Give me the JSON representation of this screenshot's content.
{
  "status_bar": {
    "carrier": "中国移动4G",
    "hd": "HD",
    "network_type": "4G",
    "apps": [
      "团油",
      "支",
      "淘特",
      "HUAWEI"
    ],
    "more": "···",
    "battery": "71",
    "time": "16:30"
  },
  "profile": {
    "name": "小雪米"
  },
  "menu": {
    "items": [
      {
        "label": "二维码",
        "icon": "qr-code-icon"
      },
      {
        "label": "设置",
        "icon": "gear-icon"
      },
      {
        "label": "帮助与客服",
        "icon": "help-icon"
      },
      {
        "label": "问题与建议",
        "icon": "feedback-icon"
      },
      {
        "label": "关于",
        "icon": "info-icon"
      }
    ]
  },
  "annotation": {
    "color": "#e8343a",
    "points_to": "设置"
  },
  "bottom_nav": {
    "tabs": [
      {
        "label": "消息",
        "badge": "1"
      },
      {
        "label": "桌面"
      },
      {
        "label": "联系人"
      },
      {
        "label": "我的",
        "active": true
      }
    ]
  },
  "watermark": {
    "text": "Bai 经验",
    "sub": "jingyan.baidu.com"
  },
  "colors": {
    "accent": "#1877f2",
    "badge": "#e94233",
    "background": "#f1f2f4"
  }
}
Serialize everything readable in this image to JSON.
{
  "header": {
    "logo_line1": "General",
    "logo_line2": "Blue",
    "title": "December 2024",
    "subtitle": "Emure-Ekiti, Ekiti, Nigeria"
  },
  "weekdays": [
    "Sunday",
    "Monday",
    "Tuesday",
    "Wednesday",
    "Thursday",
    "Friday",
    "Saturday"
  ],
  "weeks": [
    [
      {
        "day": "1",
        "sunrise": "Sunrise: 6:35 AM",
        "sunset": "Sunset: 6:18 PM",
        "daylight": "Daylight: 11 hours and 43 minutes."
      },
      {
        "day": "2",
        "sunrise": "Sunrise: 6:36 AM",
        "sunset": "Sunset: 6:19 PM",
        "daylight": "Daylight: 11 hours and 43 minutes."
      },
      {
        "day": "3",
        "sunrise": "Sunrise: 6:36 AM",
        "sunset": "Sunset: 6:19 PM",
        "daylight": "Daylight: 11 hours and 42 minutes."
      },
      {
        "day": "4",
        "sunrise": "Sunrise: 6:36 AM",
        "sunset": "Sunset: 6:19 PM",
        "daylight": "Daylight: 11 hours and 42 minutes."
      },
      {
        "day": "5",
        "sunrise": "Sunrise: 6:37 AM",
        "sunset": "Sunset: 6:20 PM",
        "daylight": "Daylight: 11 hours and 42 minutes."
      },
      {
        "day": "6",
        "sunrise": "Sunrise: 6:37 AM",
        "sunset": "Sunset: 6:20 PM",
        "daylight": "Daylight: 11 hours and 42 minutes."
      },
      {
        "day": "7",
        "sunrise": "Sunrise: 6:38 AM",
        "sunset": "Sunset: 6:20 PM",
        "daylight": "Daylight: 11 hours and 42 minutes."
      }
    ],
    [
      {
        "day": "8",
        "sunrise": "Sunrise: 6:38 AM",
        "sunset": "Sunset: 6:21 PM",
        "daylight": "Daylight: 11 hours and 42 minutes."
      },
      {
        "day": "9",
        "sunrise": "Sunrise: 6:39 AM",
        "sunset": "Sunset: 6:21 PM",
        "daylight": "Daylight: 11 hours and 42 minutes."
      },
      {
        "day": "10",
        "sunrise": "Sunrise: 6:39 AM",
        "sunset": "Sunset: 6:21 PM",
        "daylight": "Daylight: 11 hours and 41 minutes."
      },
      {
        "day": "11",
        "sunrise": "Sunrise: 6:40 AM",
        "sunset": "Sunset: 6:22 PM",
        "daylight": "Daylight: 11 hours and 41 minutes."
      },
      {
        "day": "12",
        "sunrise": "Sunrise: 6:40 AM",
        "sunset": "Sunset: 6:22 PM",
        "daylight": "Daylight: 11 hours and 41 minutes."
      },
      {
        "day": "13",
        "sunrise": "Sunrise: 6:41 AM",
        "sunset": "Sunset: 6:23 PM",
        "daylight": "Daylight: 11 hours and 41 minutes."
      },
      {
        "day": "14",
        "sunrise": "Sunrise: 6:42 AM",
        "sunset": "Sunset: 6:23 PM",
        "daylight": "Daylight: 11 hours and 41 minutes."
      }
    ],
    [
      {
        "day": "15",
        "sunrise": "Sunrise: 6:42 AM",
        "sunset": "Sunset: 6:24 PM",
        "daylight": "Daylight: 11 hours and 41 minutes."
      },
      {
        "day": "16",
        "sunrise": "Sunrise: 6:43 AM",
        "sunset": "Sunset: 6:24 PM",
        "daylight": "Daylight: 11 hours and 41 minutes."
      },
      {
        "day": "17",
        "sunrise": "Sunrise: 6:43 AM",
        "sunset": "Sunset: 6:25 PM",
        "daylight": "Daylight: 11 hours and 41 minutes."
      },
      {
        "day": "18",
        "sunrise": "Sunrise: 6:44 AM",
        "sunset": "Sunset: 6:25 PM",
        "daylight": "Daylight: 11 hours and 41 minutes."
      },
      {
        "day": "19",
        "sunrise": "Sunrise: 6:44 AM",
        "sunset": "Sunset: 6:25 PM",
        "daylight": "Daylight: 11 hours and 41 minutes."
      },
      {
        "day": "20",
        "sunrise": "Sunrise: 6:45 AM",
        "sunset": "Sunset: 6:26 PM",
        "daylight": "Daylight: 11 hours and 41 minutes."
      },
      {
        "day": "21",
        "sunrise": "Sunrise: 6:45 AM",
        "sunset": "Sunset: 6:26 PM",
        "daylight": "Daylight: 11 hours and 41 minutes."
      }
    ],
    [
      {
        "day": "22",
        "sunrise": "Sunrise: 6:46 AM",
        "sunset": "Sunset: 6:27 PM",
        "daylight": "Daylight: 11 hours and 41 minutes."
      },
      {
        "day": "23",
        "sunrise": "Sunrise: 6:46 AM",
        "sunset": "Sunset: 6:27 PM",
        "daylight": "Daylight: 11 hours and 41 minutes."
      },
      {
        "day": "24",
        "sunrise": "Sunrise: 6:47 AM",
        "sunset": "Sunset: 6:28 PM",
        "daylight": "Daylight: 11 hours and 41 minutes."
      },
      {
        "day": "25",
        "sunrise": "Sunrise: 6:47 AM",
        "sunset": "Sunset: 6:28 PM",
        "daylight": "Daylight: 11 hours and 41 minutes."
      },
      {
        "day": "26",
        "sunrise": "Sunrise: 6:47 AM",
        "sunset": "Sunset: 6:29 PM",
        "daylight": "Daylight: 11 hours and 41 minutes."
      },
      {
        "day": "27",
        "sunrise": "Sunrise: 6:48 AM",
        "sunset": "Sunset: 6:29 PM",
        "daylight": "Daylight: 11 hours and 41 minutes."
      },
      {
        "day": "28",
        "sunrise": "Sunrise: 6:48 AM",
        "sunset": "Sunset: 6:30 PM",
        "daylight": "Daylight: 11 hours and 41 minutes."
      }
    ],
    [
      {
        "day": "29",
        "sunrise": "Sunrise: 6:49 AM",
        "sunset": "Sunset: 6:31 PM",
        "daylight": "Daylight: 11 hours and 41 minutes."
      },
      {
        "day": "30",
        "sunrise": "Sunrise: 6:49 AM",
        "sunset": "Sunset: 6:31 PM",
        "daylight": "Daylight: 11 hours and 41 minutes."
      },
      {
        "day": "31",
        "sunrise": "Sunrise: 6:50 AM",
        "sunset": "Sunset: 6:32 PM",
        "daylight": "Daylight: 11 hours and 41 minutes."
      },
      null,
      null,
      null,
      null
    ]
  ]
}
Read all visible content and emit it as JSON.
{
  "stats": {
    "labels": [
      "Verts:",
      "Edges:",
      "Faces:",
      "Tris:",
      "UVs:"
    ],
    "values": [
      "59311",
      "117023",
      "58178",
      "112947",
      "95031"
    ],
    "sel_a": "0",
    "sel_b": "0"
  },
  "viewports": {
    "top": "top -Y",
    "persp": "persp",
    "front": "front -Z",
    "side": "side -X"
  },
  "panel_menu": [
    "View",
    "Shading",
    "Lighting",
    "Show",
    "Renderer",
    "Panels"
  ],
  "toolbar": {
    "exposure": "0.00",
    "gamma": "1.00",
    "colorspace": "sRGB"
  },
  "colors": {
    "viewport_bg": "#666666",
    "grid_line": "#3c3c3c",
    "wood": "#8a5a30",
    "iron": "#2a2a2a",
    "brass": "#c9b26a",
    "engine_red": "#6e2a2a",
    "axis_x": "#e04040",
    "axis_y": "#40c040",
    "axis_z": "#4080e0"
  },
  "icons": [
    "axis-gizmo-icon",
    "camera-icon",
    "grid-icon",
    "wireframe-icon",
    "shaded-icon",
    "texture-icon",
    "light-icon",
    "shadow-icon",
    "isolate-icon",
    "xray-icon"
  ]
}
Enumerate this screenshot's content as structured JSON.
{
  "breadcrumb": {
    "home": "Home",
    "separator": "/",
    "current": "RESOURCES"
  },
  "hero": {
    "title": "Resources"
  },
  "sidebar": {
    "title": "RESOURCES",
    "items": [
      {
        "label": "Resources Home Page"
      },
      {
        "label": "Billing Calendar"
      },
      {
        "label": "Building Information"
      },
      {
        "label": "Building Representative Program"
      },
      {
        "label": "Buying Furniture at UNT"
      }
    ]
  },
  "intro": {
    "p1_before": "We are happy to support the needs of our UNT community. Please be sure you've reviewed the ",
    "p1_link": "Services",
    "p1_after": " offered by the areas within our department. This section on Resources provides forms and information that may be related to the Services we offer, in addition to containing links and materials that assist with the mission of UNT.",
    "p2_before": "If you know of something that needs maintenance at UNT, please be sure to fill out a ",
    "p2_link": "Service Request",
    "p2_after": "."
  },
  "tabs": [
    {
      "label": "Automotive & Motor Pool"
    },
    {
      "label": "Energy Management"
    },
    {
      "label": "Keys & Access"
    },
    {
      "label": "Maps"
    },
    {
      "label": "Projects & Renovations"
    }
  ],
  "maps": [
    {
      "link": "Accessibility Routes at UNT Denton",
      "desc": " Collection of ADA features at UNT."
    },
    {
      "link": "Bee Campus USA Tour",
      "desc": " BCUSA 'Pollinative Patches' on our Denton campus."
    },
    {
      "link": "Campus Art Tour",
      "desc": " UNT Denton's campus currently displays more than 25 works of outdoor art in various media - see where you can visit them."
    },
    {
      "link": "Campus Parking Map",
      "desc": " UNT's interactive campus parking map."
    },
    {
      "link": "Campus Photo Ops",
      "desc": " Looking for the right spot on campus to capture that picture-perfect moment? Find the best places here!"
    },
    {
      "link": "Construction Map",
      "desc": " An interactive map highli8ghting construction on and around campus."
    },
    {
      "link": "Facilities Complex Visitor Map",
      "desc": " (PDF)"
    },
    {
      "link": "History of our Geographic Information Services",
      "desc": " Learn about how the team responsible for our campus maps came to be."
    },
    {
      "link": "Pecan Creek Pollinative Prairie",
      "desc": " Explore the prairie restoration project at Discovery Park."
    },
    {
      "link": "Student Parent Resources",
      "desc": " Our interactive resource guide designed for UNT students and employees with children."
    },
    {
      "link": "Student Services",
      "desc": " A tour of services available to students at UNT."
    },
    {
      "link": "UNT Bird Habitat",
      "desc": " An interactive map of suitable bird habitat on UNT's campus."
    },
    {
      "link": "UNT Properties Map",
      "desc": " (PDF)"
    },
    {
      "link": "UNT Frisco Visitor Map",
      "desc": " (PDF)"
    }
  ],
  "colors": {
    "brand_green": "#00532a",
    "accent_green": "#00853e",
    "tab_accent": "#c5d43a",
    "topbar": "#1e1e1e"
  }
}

# Problem statement
Search the entries for the word "Home", then list each line that holds it.

# Reply to the task
    "home": "Home",
        "label": "Resources Home Page"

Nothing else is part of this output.